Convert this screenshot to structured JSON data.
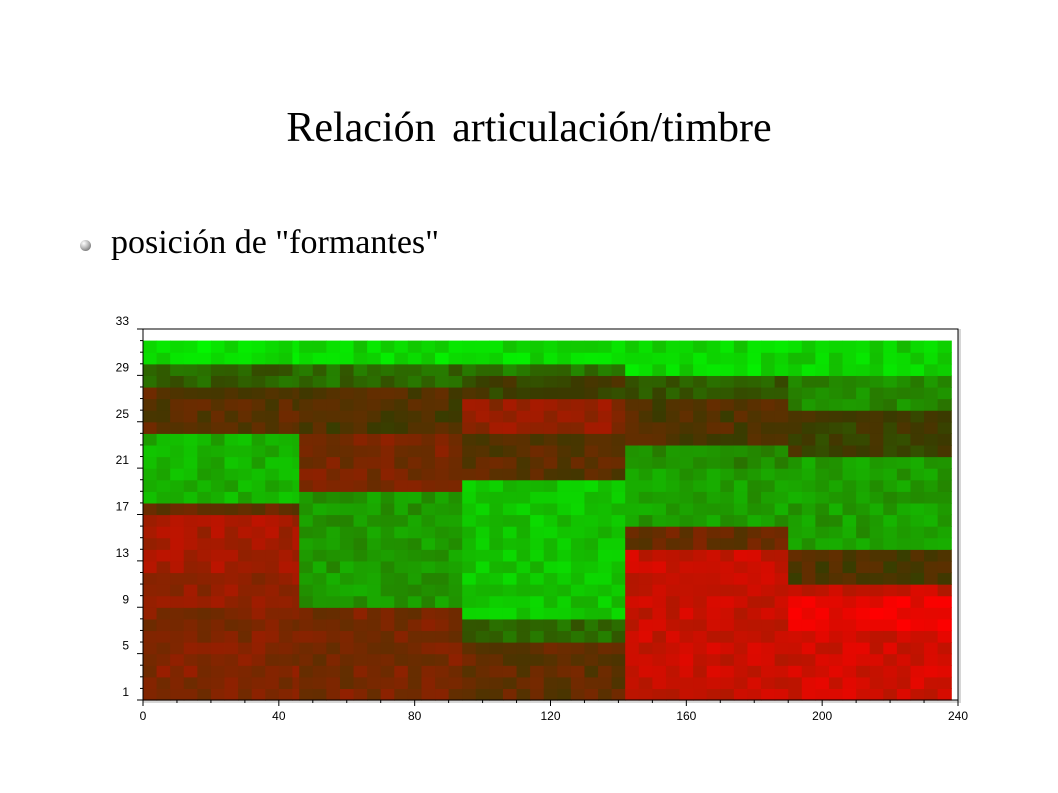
{
  "slide": {
    "title": "Relación articulación/timbre",
    "bullets": [
      "posición de \"formantes\""
    ]
  },
  "chart_data": {
    "type": "heatmap",
    "title": "",
    "xlabel": "",
    "ylabel": "",
    "xlim": [
      0,
      240
    ],
    "ylim": [
      1,
      33
    ],
    "x_ticks": [
      0,
      40,
      80,
      120,
      160,
      200,
      240
    ],
    "y_ticks": [
      1,
      5,
      9,
      13,
      17,
      21,
      25,
      29,
      33
    ],
    "grid": false,
    "legend": "none",
    "colormap": {
      "low": "#00ff00",
      "mid": "#3a3a00",
      "high": "#ff0000"
    },
    "rows_y_start": 1,
    "rows_y_end": 32,
    "segments": [
      {
        "x_start": 0,
        "x_end": 46,
        "y_bands": [
          [
            1,
            9,
            0.68
          ],
          [
            9,
            12,
            0.72
          ],
          [
            12,
            17,
            0.78
          ],
          [
            17,
            18,
            0.6
          ],
          [
            18,
            24,
            0.2
          ],
          [
            24,
            28,
            0.58
          ],
          [
            28,
            30,
            0.4
          ],
          [
            30,
            32,
            0.08
          ]
        ]
      },
      {
        "x_start": 46,
        "x_end": 94,
        "y_bands": [
          [
            1,
            9,
            0.66
          ],
          [
            9,
            19,
            0.26
          ],
          [
            19,
            24,
            0.66
          ],
          [
            24,
            28,
            0.55
          ],
          [
            28,
            30,
            0.38
          ],
          [
            30,
            32,
            0.1
          ]
        ]
      },
      {
        "x_start": 94,
        "x_end": 142,
        "y_bands": [
          [
            1,
            6,
            0.6
          ],
          [
            6,
            8,
            0.38
          ],
          [
            8,
            20,
            0.15
          ],
          [
            20,
            24,
            0.58
          ],
          [
            24,
            27,
            0.72
          ],
          [
            27,
            29,
            0.5
          ],
          [
            29,
            30,
            0.35
          ],
          [
            30,
            32,
            0.1
          ]
        ]
      },
      {
        "x_start": 142,
        "x_end": 190,
        "y_bands": [
          [
            1,
            14,
            0.86
          ],
          [
            14,
            16,
            0.62
          ],
          [
            16,
            21,
            0.25
          ],
          [
            21,
            23,
            0.3
          ],
          [
            23,
            27,
            0.55
          ],
          [
            27,
            29,
            0.42
          ],
          [
            29,
            32,
            0.1
          ]
        ]
      },
      {
        "x_start": 190,
        "x_end": 238,
        "y_bands": [
          [
            1,
            7,
            0.88
          ],
          [
            7,
            10,
            0.95
          ],
          [
            10,
            11,
            0.85
          ],
          [
            11,
            14,
            0.55
          ],
          [
            14,
            22,
            0.25
          ],
          [
            22,
            26,
            0.5
          ],
          [
            26,
            29,
            0.3
          ],
          [
            29,
            32,
            0.12
          ]
        ]
      }
    ]
  }
}
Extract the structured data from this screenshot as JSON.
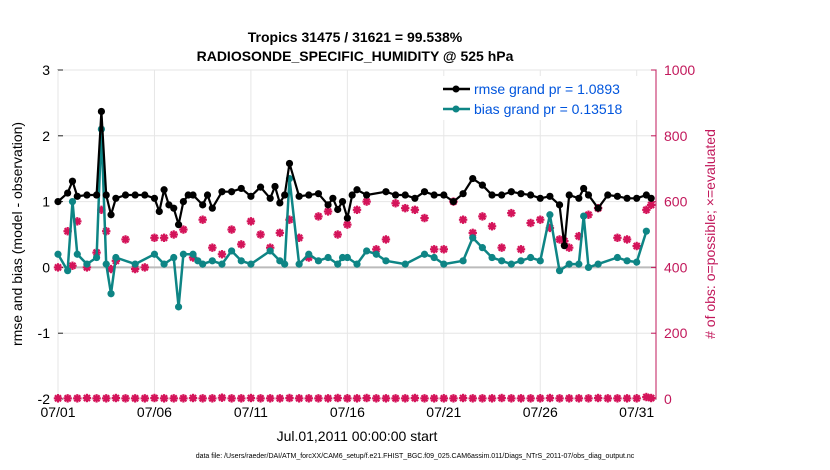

----

_STATED EXERCISE_. Find and copy each line above that includes the string "this".

_ANSWER FOR THE TASK_.
Convert this screenshot to structured JSON data.
Extract the structured data from this screenshot as JSON.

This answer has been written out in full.